## [AIM OF THE EXERCISE]
In the records, begin at the line that has "solana-logo-icon xyxy=(128,568,208,648)" and stop after the line that has "nav-label-portfolio: Portfolio xyxy=(143,2388,256,2423)". Give those lines again with "calculator-label" changed to "calculator-text" and everything else left as is.

## [DATA TO PROCESS]
>> start

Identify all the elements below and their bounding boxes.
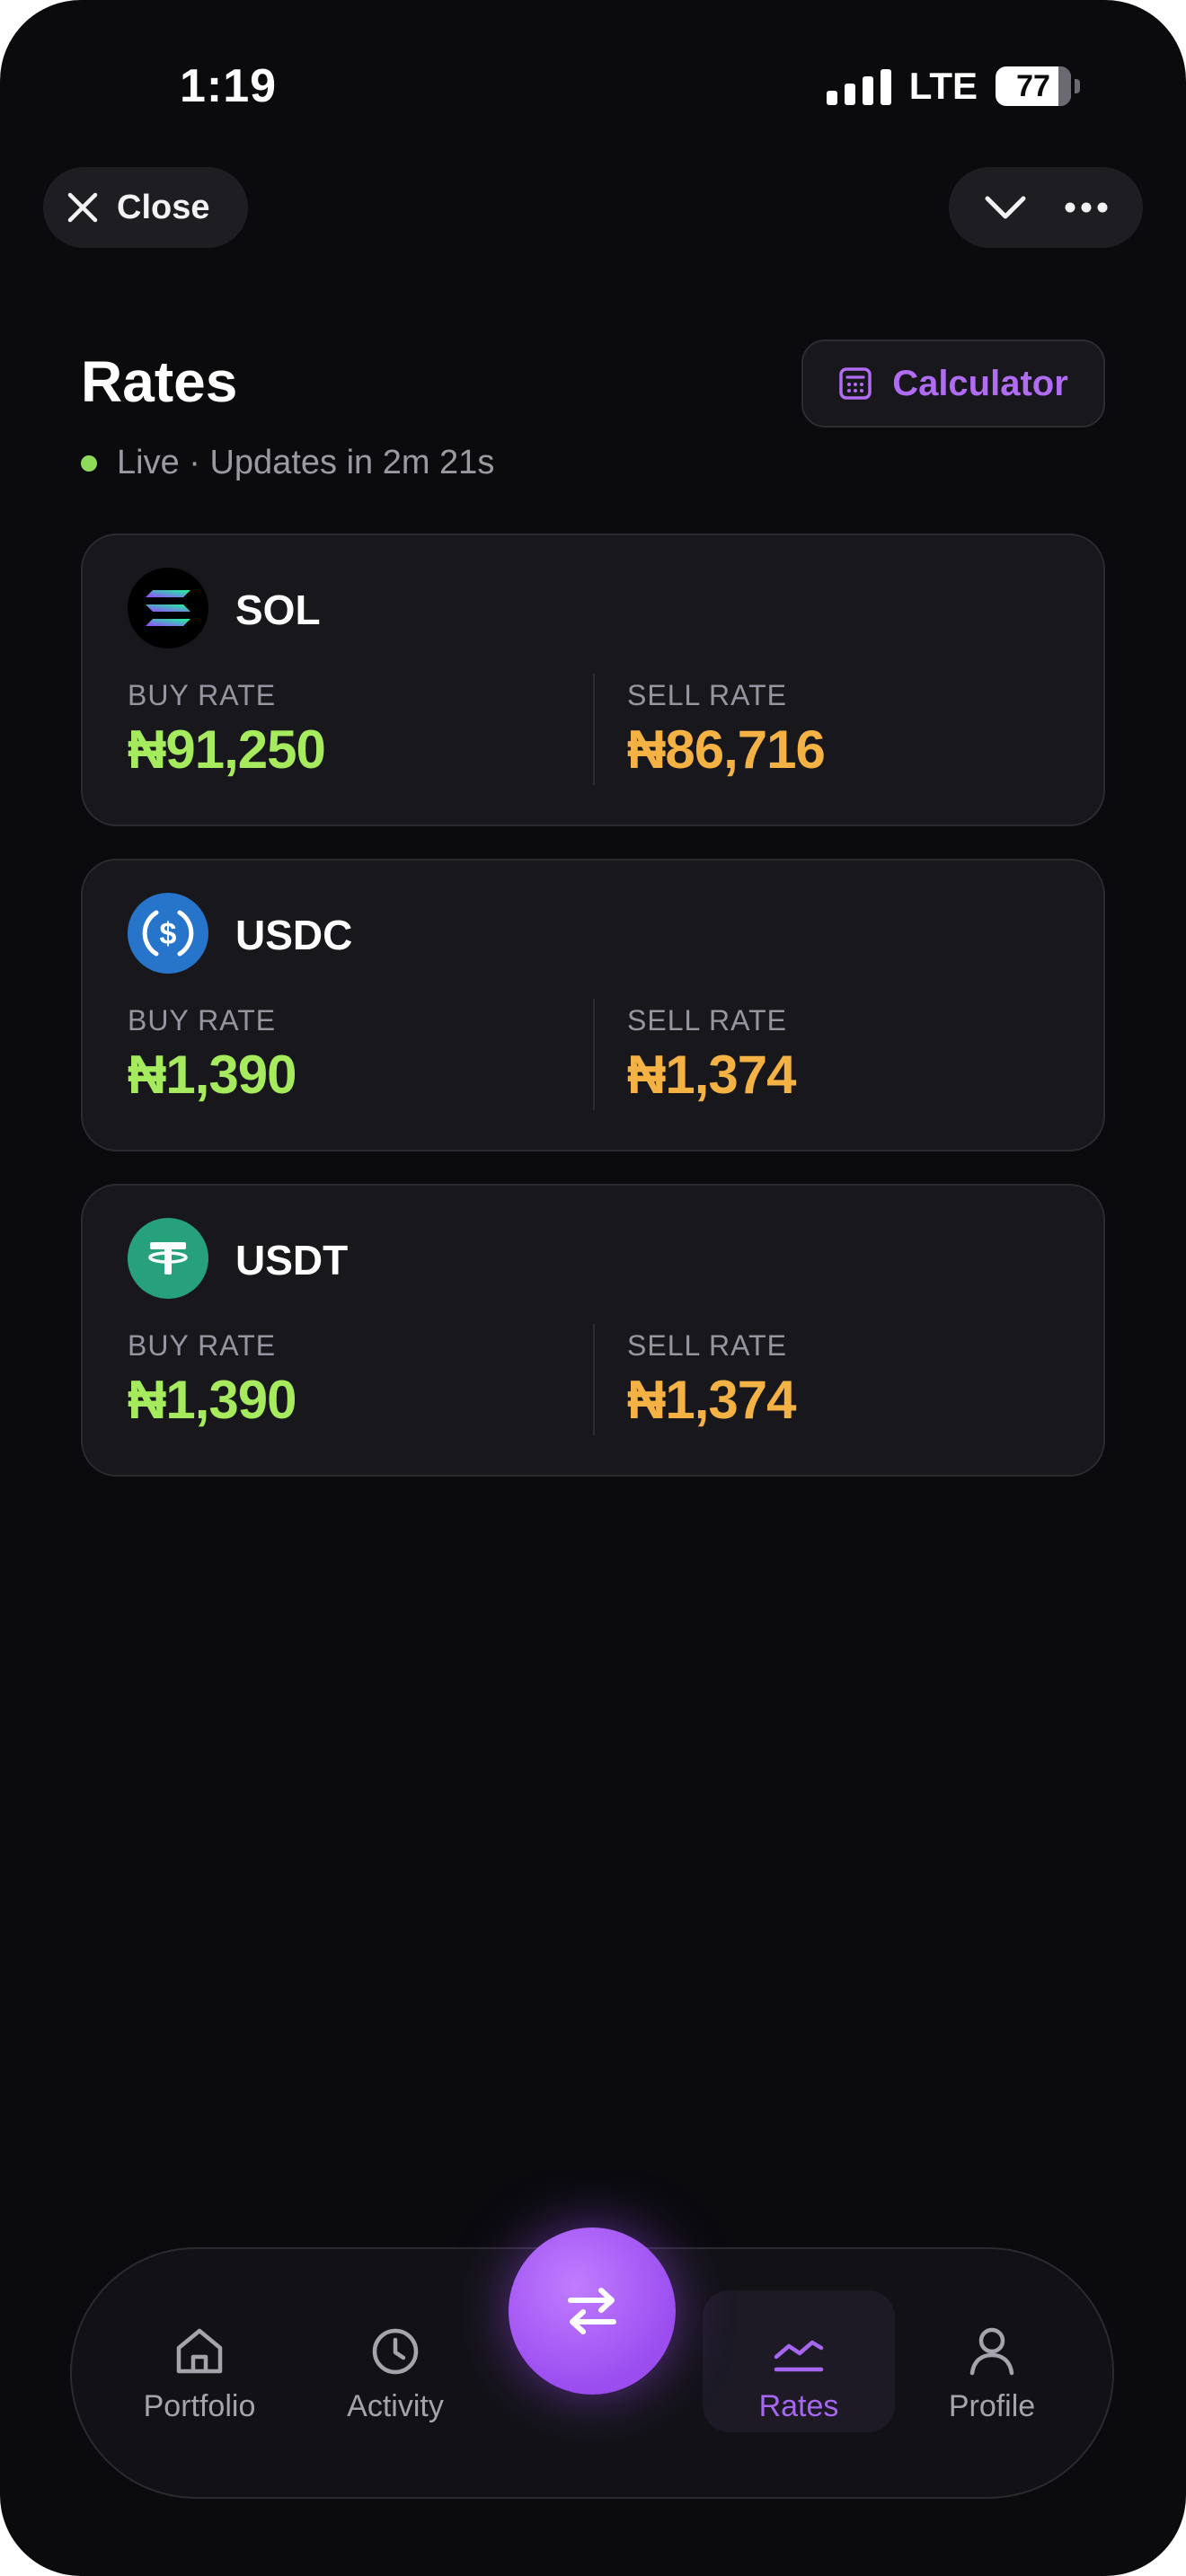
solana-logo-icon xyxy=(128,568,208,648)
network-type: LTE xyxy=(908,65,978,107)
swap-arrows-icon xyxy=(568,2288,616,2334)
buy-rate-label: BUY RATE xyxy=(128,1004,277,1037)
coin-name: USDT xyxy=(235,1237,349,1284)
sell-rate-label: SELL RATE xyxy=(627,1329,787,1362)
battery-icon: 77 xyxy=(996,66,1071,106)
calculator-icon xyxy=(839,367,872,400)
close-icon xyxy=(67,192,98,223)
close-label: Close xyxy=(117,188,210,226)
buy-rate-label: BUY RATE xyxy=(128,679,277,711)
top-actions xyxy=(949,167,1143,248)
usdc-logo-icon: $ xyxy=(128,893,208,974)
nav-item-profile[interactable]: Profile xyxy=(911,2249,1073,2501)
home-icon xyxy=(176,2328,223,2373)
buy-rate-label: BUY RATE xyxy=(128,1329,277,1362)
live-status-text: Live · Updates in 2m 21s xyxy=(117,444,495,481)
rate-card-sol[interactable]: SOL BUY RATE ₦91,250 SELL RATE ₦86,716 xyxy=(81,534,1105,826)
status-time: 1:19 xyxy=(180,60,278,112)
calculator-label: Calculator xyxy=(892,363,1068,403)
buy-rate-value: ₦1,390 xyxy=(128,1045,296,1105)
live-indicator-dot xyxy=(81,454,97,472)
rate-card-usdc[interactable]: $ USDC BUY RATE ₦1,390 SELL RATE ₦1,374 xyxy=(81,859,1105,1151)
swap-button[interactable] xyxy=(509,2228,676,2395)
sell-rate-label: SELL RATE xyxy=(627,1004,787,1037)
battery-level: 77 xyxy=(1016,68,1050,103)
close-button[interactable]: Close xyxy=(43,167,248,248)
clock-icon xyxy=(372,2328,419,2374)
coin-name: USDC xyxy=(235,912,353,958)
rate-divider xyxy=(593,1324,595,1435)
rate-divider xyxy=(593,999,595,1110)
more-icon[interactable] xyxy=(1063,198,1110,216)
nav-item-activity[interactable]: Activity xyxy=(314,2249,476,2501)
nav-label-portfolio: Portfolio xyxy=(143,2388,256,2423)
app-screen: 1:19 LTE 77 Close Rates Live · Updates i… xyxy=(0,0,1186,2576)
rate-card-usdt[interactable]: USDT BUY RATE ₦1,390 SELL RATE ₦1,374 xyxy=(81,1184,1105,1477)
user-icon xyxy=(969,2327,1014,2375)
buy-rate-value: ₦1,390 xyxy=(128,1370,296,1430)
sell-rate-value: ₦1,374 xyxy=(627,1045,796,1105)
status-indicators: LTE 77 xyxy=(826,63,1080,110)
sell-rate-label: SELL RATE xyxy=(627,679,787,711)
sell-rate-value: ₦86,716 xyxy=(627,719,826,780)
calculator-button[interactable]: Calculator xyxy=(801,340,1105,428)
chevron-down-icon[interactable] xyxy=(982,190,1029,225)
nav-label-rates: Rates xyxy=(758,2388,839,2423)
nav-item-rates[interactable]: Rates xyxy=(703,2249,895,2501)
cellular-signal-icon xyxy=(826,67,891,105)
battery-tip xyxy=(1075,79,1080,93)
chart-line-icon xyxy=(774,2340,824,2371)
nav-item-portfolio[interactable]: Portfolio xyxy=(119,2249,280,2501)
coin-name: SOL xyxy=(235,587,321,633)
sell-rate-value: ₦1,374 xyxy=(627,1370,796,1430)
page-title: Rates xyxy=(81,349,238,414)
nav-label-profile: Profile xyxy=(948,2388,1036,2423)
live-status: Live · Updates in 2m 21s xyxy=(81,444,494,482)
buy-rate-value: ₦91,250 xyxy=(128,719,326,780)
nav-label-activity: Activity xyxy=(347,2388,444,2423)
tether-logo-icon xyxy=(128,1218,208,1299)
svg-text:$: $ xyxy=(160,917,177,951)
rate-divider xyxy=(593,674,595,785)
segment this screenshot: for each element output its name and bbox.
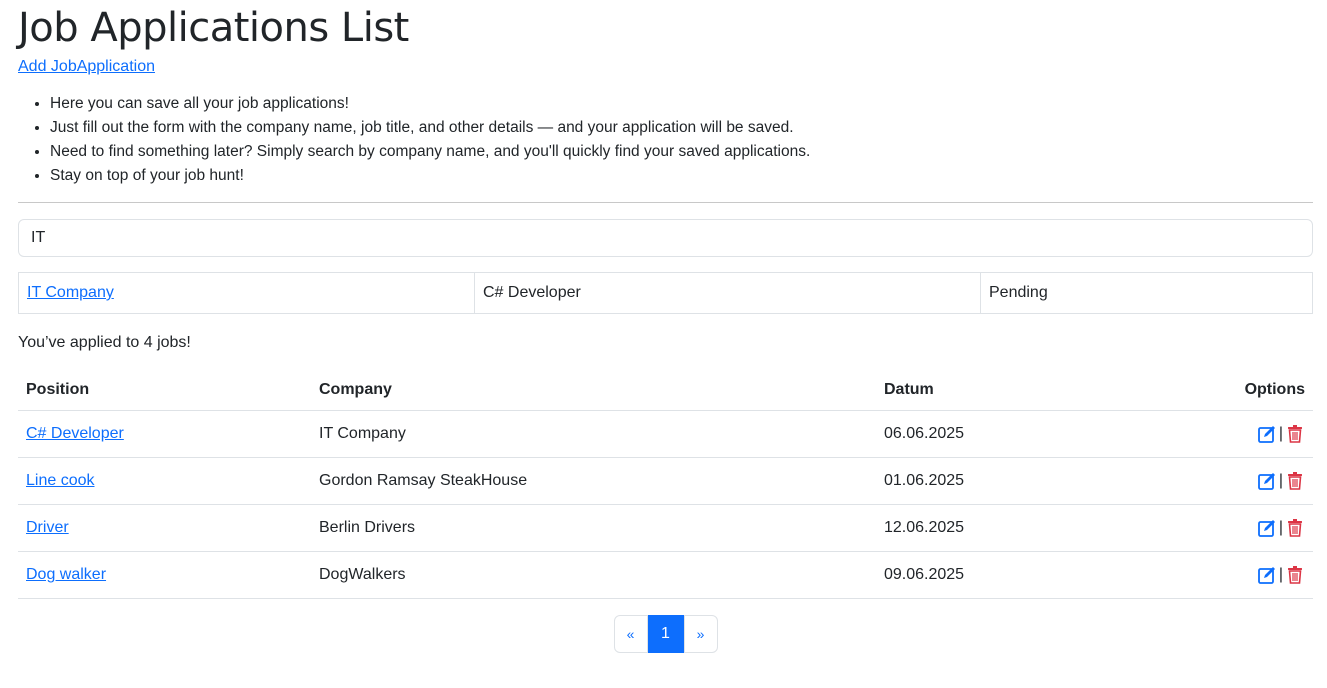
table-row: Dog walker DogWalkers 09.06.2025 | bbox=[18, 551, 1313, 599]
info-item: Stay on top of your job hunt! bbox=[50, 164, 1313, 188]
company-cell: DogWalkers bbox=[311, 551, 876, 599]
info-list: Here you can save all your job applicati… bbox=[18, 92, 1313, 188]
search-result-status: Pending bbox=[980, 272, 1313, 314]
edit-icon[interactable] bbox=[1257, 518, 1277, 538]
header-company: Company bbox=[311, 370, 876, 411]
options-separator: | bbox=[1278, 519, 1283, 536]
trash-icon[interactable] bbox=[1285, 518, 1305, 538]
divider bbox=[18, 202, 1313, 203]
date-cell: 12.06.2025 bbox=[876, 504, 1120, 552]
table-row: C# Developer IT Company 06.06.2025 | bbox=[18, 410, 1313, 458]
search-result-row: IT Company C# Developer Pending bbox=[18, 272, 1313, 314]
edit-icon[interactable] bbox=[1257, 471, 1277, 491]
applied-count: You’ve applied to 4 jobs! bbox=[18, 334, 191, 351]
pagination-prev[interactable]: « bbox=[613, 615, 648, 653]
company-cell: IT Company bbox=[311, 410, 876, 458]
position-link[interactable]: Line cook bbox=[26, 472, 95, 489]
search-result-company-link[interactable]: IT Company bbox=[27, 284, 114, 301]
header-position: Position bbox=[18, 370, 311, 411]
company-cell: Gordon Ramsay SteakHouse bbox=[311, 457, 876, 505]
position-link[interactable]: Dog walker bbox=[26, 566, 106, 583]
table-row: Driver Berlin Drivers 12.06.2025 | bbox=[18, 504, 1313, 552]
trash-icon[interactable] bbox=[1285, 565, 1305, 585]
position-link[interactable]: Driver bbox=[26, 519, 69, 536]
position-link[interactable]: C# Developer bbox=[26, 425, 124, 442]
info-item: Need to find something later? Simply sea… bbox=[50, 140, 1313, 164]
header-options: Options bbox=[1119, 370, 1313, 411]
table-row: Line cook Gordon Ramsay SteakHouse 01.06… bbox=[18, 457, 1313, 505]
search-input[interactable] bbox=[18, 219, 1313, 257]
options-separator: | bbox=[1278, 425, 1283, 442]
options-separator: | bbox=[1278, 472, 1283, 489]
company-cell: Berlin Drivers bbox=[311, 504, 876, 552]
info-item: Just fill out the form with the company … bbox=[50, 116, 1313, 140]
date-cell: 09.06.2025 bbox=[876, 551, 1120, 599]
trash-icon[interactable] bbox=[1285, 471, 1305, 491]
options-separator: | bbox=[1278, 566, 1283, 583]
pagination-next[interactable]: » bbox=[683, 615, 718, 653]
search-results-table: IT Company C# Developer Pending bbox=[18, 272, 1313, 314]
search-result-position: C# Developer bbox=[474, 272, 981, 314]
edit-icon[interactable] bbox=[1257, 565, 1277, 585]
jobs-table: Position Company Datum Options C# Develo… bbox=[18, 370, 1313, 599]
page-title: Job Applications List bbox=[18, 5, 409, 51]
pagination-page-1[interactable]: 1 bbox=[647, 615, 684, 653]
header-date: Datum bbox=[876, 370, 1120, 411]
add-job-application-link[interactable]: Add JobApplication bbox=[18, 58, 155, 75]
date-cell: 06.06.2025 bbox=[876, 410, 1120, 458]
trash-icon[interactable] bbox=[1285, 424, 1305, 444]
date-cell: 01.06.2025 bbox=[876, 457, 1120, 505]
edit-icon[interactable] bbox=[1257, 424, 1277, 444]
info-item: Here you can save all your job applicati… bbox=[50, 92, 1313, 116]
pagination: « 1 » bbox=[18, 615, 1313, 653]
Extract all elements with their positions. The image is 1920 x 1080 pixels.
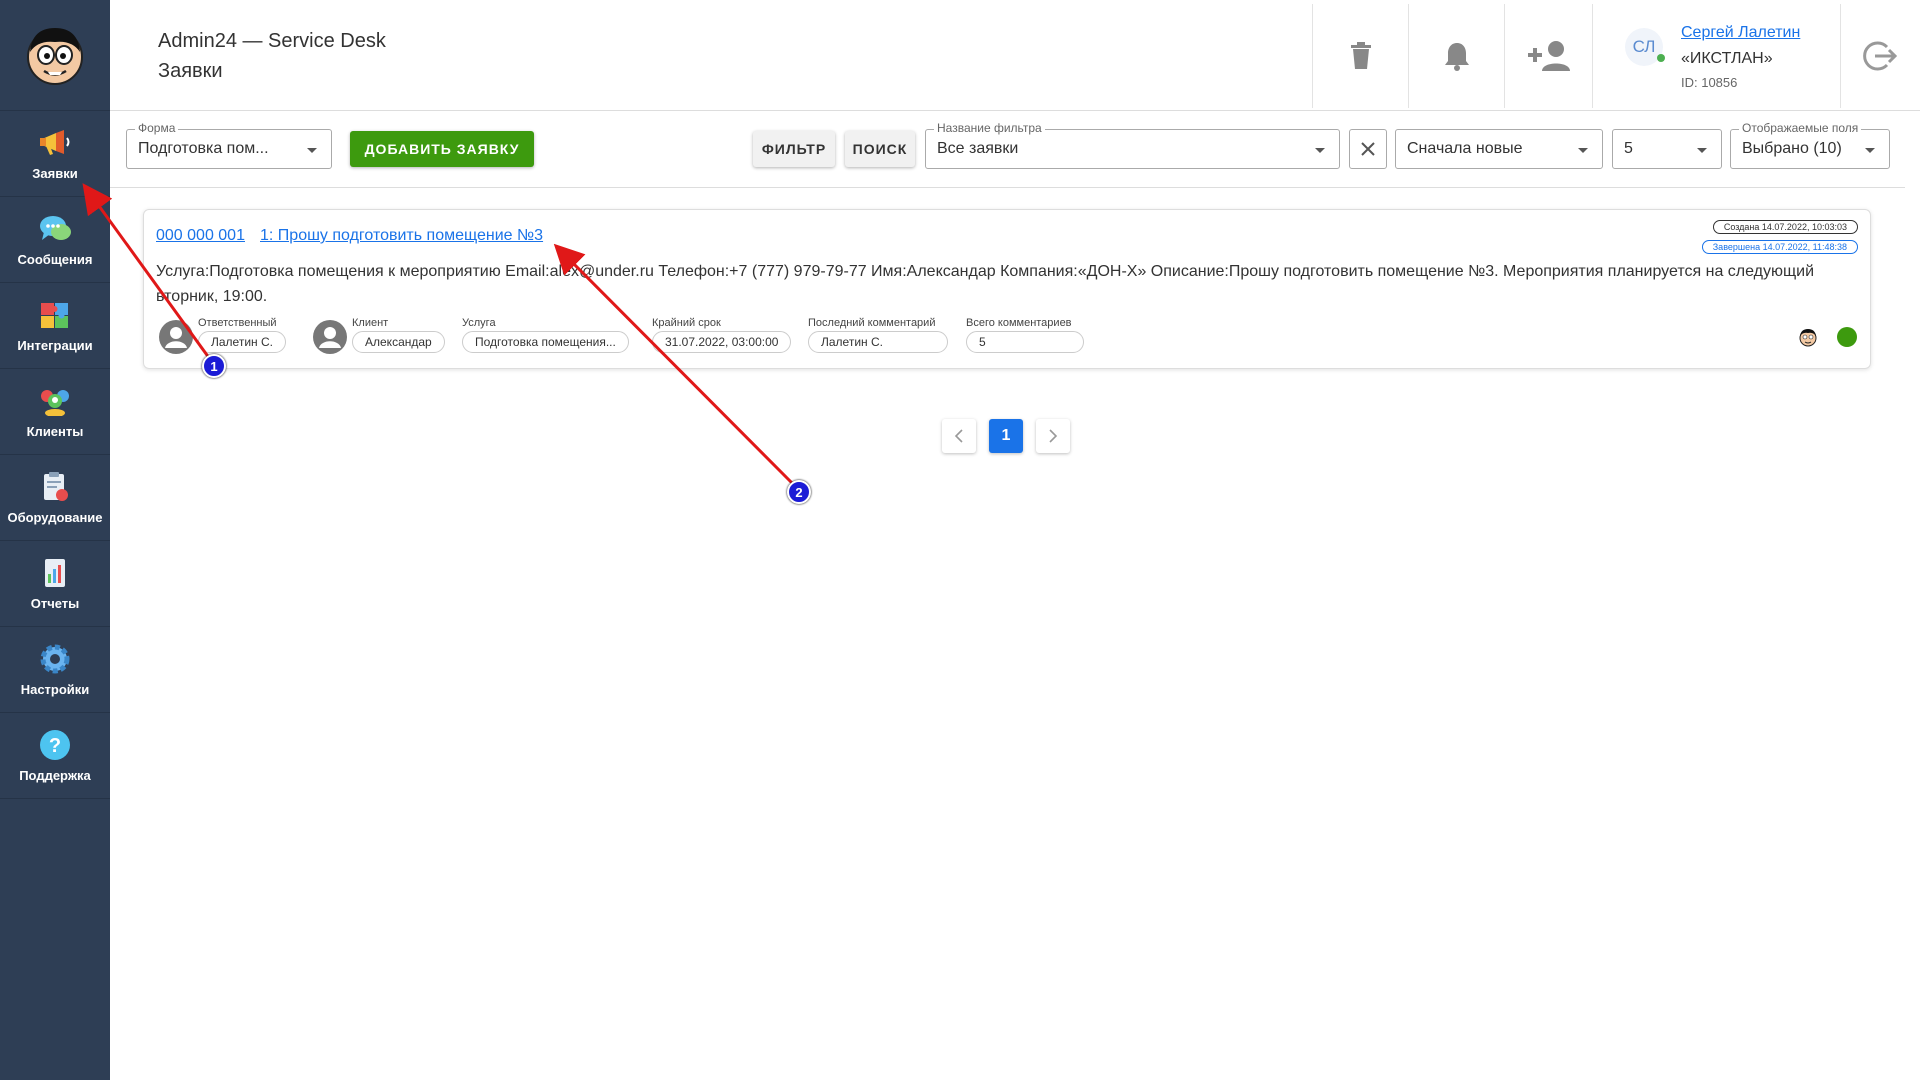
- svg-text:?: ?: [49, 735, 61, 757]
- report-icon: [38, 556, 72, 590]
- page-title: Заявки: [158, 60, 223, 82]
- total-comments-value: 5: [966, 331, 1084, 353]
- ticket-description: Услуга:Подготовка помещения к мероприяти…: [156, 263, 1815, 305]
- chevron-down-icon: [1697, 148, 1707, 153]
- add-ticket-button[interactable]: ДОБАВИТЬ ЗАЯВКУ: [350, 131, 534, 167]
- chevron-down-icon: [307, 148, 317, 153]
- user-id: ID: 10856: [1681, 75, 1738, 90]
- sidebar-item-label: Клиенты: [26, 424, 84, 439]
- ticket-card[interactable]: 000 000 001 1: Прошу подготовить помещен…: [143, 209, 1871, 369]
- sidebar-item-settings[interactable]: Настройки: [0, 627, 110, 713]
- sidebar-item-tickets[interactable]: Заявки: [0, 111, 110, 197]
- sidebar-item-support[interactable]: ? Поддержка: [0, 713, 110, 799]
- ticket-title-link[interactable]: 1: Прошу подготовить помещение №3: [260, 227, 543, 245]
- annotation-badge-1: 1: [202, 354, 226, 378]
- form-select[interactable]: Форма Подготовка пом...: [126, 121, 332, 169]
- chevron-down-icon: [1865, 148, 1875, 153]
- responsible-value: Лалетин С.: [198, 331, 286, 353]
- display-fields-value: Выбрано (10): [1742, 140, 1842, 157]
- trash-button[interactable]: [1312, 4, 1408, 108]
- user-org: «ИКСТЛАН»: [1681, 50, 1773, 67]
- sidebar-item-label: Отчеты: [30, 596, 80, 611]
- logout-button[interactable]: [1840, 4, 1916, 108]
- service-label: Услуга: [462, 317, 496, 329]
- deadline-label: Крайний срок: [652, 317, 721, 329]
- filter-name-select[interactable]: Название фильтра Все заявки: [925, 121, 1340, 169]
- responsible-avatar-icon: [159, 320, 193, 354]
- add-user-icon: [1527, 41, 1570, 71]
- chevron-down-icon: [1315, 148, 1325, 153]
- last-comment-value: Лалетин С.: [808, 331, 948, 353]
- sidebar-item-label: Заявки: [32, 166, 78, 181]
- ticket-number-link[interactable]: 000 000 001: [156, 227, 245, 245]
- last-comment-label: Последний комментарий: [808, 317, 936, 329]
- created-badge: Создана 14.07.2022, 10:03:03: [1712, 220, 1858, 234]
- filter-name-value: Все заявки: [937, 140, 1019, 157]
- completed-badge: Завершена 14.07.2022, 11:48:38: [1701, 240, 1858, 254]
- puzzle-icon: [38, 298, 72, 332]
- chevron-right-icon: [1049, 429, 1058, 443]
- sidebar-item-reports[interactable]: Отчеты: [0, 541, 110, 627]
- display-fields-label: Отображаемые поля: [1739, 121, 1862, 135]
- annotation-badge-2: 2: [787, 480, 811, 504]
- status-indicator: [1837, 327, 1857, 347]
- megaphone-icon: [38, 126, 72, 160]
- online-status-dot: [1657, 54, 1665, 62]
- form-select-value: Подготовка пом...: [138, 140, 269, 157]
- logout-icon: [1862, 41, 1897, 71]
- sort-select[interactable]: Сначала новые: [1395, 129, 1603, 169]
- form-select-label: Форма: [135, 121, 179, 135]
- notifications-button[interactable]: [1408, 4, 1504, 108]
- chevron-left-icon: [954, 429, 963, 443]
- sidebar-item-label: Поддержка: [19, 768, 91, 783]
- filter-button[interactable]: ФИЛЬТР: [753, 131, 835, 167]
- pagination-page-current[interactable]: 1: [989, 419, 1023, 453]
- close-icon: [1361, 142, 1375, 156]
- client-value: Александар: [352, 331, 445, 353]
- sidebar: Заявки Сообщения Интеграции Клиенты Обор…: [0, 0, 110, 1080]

>> end

## [SOLUTION FOR THIS EXERCISE]
solana-logo-icon xyxy=(128,568,208,648)
network-type: LTE xyxy=(908,65,978,107)
swap-arrows-icon xyxy=(568,2288,616,2334)
buy-rate-label: BUY RATE xyxy=(128,1004,277,1037)
coin-name: USDT xyxy=(235,1237,349,1284)
sell-rate-label: SELL RATE xyxy=(627,1329,787,1362)
battery-icon: 77 xyxy=(996,66,1071,106)
calculator-icon xyxy=(839,367,872,400)
close-icon xyxy=(67,192,98,223)
close-label: Close xyxy=(117,188,210,226)
buy-rate-label: BUY RATE xyxy=(128,679,277,711)
top-actions xyxy=(949,167,1143,248)
usdc-logo-icon: $ xyxy=(128,893,208,974)
nav-item-profile[interactable]: Profile xyxy=(911,2249,1073,2501)
home-icon xyxy=(176,2328,223,2373)
buy-rate-label: BUY RATE xyxy=(128,1329,277,1362)
live-status-text: Live · Updates in 2m 21s xyxy=(117,444,495,481)
rate-card-sol[interactable]: SOL BUY RATE ₦91,250 SELL RATE ₦86,716 xyxy=(81,534,1105,826)
status-time: 1:19 xyxy=(180,60,278,112)
calculator-text: Calculator xyxy=(892,363,1068,403)
buy-rate-value: ₦1,390 xyxy=(128,1045,296,1105)
live-indicator-dot xyxy=(81,454,97,472)
rate-card-usdc[interactable]: $ USDC BUY RATE ₦1,390 SELL RATE ₦1,374 xyxy=(81,859,1105,1151)
swap-button[interactable] xyxy=(509,2228,676,2395)
sell-rate-label: SELL RATE xyxy=(627,1004,787,1037)
battery-level: 77 xyxy=(1016,68,1050,103)
close-button[interactable]: Close xyxy=(43,167,248,248)
clock-icon xyxy=(372,2328,419,2374)
coin-name: USDC xyxy=(235,912,353,958)
rate-divider xyxy=(593,1324,595,1435)
rate-divider xyxy=(593,999,595,1110)
more-icon[interactable] xyxy=(1063,198,1110,216)
nav-item-activity[interactable]: Activity xyxy=(314,2249,476,2501)
nav-label-portfolio: Portfolio xyxy=(143,2388,256,2423)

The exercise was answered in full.